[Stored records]

....

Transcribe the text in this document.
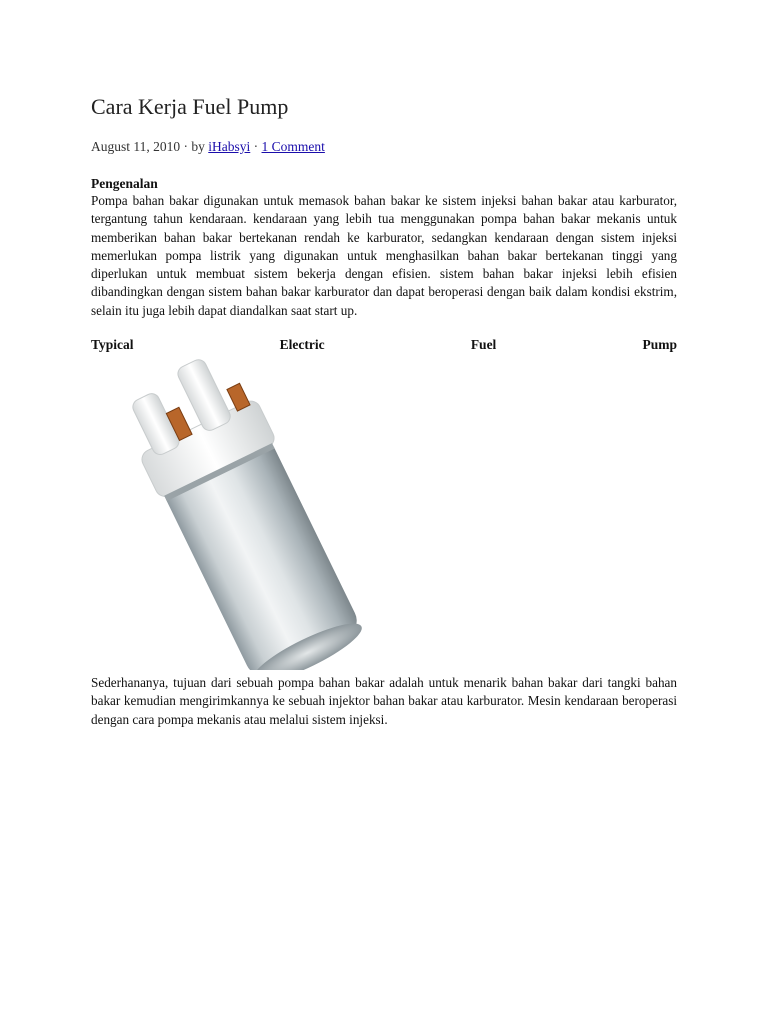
Cara Kerja Fuel Pump
August 11, 2010 · by iHabsyi · 1 Comment
Pengenalan

Pompa bahan bakar digunakan untuk memasok bahan bakar ke sistem injeksi bahan bakar atau karburator, tergantung tahun kendaraan. kendaraan yang lebih tua menggunakan pompa bahan bakar mekanis untuk memberikan bahan bakar bertekanan rendah ke karburator, sedangkan kendaraan dengan sistem injeksi memerlukan pompa listrik yang digunakan untuk menghasilkan bahan bakar bertekanan tinggi yang diperlukan untuk membuat sistem bekerja dengan efisien. sistem bahan bakar injeksi lebih efisien dibandingkan dengan sistem bahan bakar karburator dan dapat beroperasi dengan baik dalam kondisi ekstrim, selain itu juga lebih dapat diandalkan saat start up.

Typical	Electric	Fuel	Pump

Sederhananya, tujuan dari sebuah pompa bahan bakar adalah untuk menarik bahan bakar dari tangki bahan bakar kemudian mengirimkannya ke sebuah injektor bahan bakar atau karburator. Mesin kendaraan beroperasi dengan cara pompa mekanis atau melalui sistem injeksi.
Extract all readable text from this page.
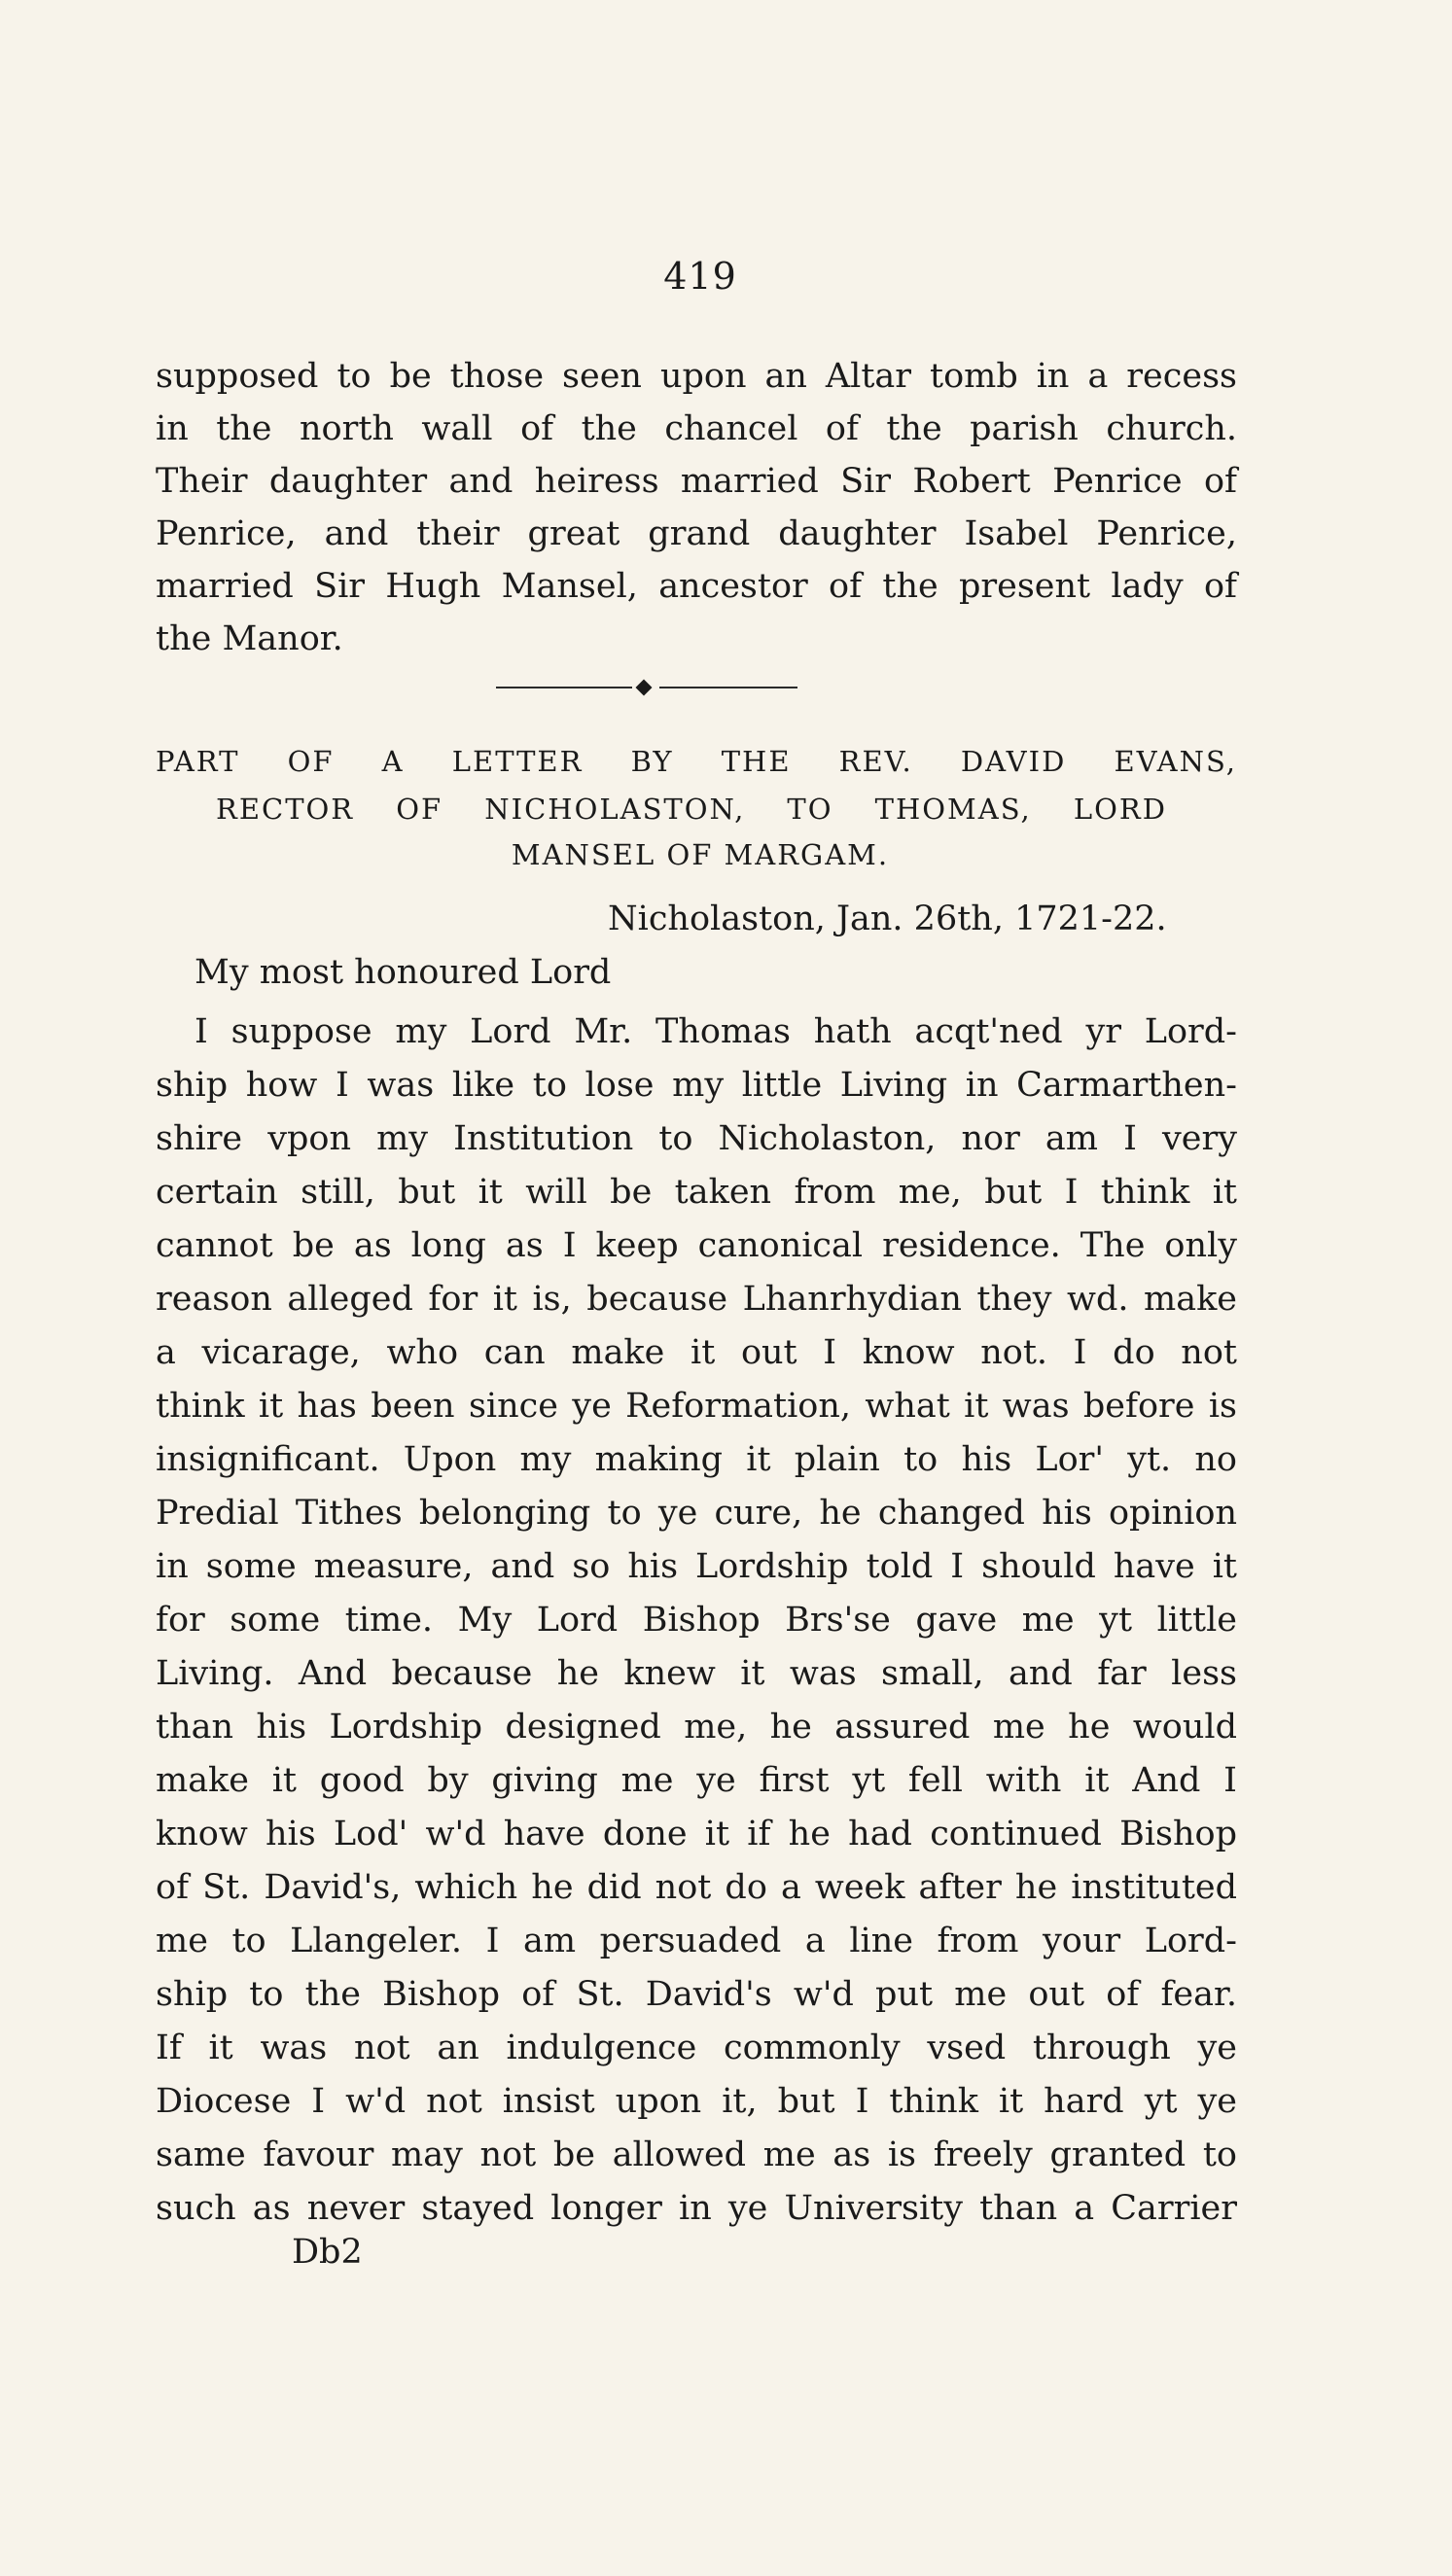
419
supposed to be those seen upon an Altar tomb in a recess
in the north wall of the chancel of the parish church.
Their daughter and heiress married Sir Robert Penrice of
Penrice, and their great grand daughter Isabel Penrice,
married Sir Hugh Mansel, ancestor of the present lady of
the Manor.
PART OF A LETTER BY THE REV. DAVID EVANS,
RECTOR OF NICHOLASTON, TO THOMAS, LORD
MANSEL OF MARGAM.
Nicholaston, Jan. 26th, 1721-22.
My most honoured Lord
I suppose my Lord Mr. Thomas hath acqt'ned yr Lord-
ship how I was like to lose my little Living in Carmarthen-
shire vpon my Institution to Nicholaston, nor am I very
certain still, but it will be taken from me, but I think it
cannot be as long as I keep canonical residence. The only
reason alleged for it is, because Lhanrhydian they wd. make
a vicarage, who can make it out I know not. I do not
think it has been since ye Reformation, what it was before is
insignificant. Upon my making it plain to his Lor' yt. no
Predial Tithes belonging to ye cure, he changed his opinion
in some measure, and so his Lordship told I should have it
for some time. My Lord Bishop Brs'se gave me yt little
Living. And because he knew it was small, and far less
than his Lordship designed me, he assured me he would
make it good by giving me ye first yt fell with it And I
know his Lod' w'd have done it if he had continued Bishop
of St. David's, which he did not do a week after he instituted
me to Llangeler. I am persuaded a line from your Lord-
ship to the Bishop of St. David's w'd put me out of fear.
If it was not an indulgence commonly vsed through ye
Diocese I w'd not insist upon it, but I think it hard yt ye
same favour may not be allowed me as is freely granted to
such as never stayed longer in ye University than a Carrier
Db2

....

WRITTEN TASK: Reproduce all of the data exactly; the pictures do not belong in the copy.

EXPECTED ANSWER:
Transcribe the text in this document.
Cara Kerja Fuel Pump
August 11, 2010 · by iHabsyi · 1 Comment
Pengenalan

Pompa bahan bakar digunakan untuk memasok bahan bakar ke sistem injeksi bahan bakar atau karburator, tergantung tahun kendaraan. kendaraan yang lebih tua menggunakan pompa bahan bakar mekanis untuk memberikan bahan bakar bertekanan rendah ke karburator, sedangkan kendaraan dengan sistem injeksi memerlukan pompa listrik yang digunakan untuk menghasilkan bahan bakar bertekanan tinggi yang diperlukan untuk membuat sistem bekerja dengan efisien. sistem bahan bakar injeksi lebih efisien dibandingkan dengan sistem bahan bakar karburator dan dapat beroperasi dengan baik dalam kondisi ekstrim, selain itu juga lebih dapat diandalkan saat start up.

Typical	Electric	Fuel	Pump

Sederhananya, tujuan dari sebuah pompa bahan bakar adalah untuk menarik bahan bakar dari tangki bahan bakar kemudian mengirimkannya ke sebuah injektor bahan bakar atau karburator. Mesin kendaraan beroperasi dengan cara pompa mekanis atau melalui sistem injeksi.
Extract all readable text from this page.
419
supposed to be those seen upon an Altar tomb in a recess
in the north wall of the chancel of the parish church.
Their daughter and heiress married Sir Robert Penrice of
Penrice, and their great grand daughter Isabel Penrice,
married Sir Hugh Mansel, ancestor of the present lady of
the Manor.
PART OF A LETTER BY THE REV. DAVID EVANS,
RECTOR OF NICHOLASTON, TO THOMAS, LORD
MANSEL OF MARGAM.
Nicholaston, Jan. 26th, 1721-22.
My most honoured Lord
I suppose my Lord Mr. Thomas hath acqt'ned yr Lord-
ship how I was like to lose my little Living in Carmarthen-
shire vpon my Institution to Nicholaston, nor am I very
certain still, but it will be taken from me, but I think it
cannot be as long as I keep canonical residence. The only
reason alleged for it is, because Lhanrhydian they wd. make
a vicarage, who can make it out I know not. I do not
think it has been since ye Reformation, what it was before is
insignificant. Upon my making it plain to his Lor' yt. no
Predial Tithes belonging to ye cure, he changed his opinion
in some measure, and so his Lordship told I should have it
for some time. My Lord Bishop Brs'se gave me yt little
Living. And because he knew it was small, and far less
than his Lordship designed me, he assured me he would
make it good by giving me ye first yt fell with it And I
know his Lod' w'd have done it if he had continued Bishop
of St. David's, which he did not do a week after he instituted
me to Llangeler. I am persuaded a line from your Lord-
ship to the Bishop of St. David's w'd put me out of fear.
If it was not an indulgence commonly vsed through ye
Diocese I w'd not insist upon it, but I think it hard yt ye
same favour may not be allowed me as is freely granted to
such as never stayed longer in ye University than a Carrier
Db2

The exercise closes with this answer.